Предоставленный фрагмент
Исключительное значение приобретает в этом развитии прогресс математики. Уже ранние системы музыкальной эстетики пронизаны стремлением к обнаружению в расчлененных по высоте звуках и звуковых системах объективного «начального принципа», связывающего воедино различные явления, и к объяснению отчетливо разграниченного качества звука как наисущественнейшего элемента музыкальной практики через количественно характеризуемые категории. Эрнст Блох прав, утверждая, что музыка была первым рационалистическим искусством: за своей хтонической «скрытой» бесформенностью она могла обнаружить лишь рациональное проникновение в законообразно упорядоченный космос своего материала и своих принципов оформления.
Учитывая вышесказанное, мы можем рассматривать античного Пифагора как классический пример такого подхода к решению проблемы. Связываемая с его легендарной личностью музыкально-теоретическая школа разработала сохранившие значение до наших дней основоположения музыкальной акустики и «учение о гармонии» в античном смысле этого слова. Но явление это по природе своей отнюдь не только греческое. Исследование математических оснований музыки можно наблюдать почти во всех восточных культурных цивилизациях — в Китае, Индии, Вавилоне и Египте. В античных преданиях подчеркивается связь Пифагора с Востоком и приводятся легенды о так называемой поездке мудреца из Кротона. Что бы ни говорила новейшая филология об этих восточных связях, существенные элементы пифагорейской концепции составляют совокупное культурное достояние Древнего Востока.
В чем сущность этой основополагающей концепции? Согласно с взглядами Аристида Квинтилиана, теоретики музыки древнего периода стремились к преодолению «распадающейся и, во всяком случае, нестойкой сущности тел» и ненадежности чувственного познания. Поэтому они искали неподверженные изменению определения музыки, постигнутой по аналогии с космосом 11. В числах, в числовых отношениях усматривали они исходный принцип: «Все есть гармония и число». Налицо главная тенденция: они хотели объяснить основное представление магического истолкования музыки — иррационально проявляющуюся качественную сторону звука. — исходя из поддающихся измерению, рационально конструируемых количественных отношений. Их метод и поныне объяснен небезупречно. Литература о Пифагоре до наших дней подозревает за этой рационализацией наличие утонченно скомбинированной, покоящейся на мистике чисел и астральных фантасмагориях спекулятивной системы.

Набор данных

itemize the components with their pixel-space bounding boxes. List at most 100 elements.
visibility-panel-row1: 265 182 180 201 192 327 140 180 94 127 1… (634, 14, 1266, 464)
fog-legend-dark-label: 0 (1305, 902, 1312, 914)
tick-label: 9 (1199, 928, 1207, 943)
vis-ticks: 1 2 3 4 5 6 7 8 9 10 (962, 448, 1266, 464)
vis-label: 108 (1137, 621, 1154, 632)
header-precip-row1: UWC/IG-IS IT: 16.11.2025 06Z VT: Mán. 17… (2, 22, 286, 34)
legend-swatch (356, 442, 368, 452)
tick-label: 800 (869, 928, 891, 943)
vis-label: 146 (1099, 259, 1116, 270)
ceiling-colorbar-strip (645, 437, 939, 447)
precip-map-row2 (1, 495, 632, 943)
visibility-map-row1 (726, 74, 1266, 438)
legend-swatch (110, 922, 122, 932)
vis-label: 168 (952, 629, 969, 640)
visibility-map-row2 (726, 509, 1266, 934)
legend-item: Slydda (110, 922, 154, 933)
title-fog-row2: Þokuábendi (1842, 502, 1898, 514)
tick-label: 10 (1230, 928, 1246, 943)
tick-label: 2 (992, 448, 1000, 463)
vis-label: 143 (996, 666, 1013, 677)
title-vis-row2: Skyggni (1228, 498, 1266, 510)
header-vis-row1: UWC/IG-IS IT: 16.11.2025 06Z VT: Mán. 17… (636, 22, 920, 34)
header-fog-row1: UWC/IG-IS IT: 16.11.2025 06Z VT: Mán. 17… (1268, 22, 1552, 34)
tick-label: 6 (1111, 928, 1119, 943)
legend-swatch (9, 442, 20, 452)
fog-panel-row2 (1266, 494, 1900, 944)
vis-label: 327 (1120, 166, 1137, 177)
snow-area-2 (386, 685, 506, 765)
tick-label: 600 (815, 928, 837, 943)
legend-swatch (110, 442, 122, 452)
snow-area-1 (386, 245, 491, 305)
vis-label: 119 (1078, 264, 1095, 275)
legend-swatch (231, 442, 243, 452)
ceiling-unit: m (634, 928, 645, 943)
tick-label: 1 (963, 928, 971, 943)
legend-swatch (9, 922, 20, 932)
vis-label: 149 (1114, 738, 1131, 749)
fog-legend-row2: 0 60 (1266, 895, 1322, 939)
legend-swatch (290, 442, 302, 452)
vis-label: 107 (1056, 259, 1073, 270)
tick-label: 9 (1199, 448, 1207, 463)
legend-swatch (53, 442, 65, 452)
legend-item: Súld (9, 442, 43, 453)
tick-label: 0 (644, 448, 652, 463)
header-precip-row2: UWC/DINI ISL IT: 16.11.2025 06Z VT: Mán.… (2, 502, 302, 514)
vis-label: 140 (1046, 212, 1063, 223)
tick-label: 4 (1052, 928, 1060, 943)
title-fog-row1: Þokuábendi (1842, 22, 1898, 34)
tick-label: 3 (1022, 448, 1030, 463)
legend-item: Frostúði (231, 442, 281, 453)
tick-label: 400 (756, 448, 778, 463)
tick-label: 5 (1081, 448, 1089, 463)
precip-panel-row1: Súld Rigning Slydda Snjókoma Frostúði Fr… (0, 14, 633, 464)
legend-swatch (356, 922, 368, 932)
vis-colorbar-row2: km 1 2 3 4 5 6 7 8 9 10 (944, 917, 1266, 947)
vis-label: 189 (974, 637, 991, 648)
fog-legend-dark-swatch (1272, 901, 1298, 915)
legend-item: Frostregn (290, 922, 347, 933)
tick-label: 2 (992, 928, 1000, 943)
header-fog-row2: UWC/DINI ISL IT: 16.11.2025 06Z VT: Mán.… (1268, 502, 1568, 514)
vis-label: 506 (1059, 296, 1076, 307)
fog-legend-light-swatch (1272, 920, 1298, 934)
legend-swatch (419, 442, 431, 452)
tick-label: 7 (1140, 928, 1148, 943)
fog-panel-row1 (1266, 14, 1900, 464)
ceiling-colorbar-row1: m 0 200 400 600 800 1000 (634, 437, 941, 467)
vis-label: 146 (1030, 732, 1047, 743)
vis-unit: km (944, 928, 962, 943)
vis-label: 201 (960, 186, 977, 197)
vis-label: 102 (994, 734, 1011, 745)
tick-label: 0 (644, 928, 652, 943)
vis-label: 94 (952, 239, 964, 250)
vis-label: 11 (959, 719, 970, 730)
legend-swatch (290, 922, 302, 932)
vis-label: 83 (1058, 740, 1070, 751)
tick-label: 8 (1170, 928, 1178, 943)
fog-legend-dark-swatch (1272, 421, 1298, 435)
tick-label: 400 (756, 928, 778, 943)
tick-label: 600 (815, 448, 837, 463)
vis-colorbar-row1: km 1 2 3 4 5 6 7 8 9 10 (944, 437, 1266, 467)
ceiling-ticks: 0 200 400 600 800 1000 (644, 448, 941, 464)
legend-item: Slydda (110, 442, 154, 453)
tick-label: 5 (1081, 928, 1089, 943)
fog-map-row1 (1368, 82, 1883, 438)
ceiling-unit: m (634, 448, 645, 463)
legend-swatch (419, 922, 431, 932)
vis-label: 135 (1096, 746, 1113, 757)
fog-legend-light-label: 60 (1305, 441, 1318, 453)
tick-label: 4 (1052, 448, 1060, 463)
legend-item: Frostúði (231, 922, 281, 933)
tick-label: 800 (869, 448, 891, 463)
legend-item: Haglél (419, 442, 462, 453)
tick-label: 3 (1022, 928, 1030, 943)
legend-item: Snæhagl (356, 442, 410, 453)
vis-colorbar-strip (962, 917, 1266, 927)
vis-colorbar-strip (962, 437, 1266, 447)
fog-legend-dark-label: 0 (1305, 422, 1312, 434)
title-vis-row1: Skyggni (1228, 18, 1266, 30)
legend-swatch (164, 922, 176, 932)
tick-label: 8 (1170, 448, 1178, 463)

Поставленная задача
Каким искусством, по утверждению Эрнста Блоха, приведенному во фрагменте о математических основаниях музыки, была музыка? Материал следует рассматривать отдельно от фрагмента.

Итоговый ответ
Первым рационалистическим искусством.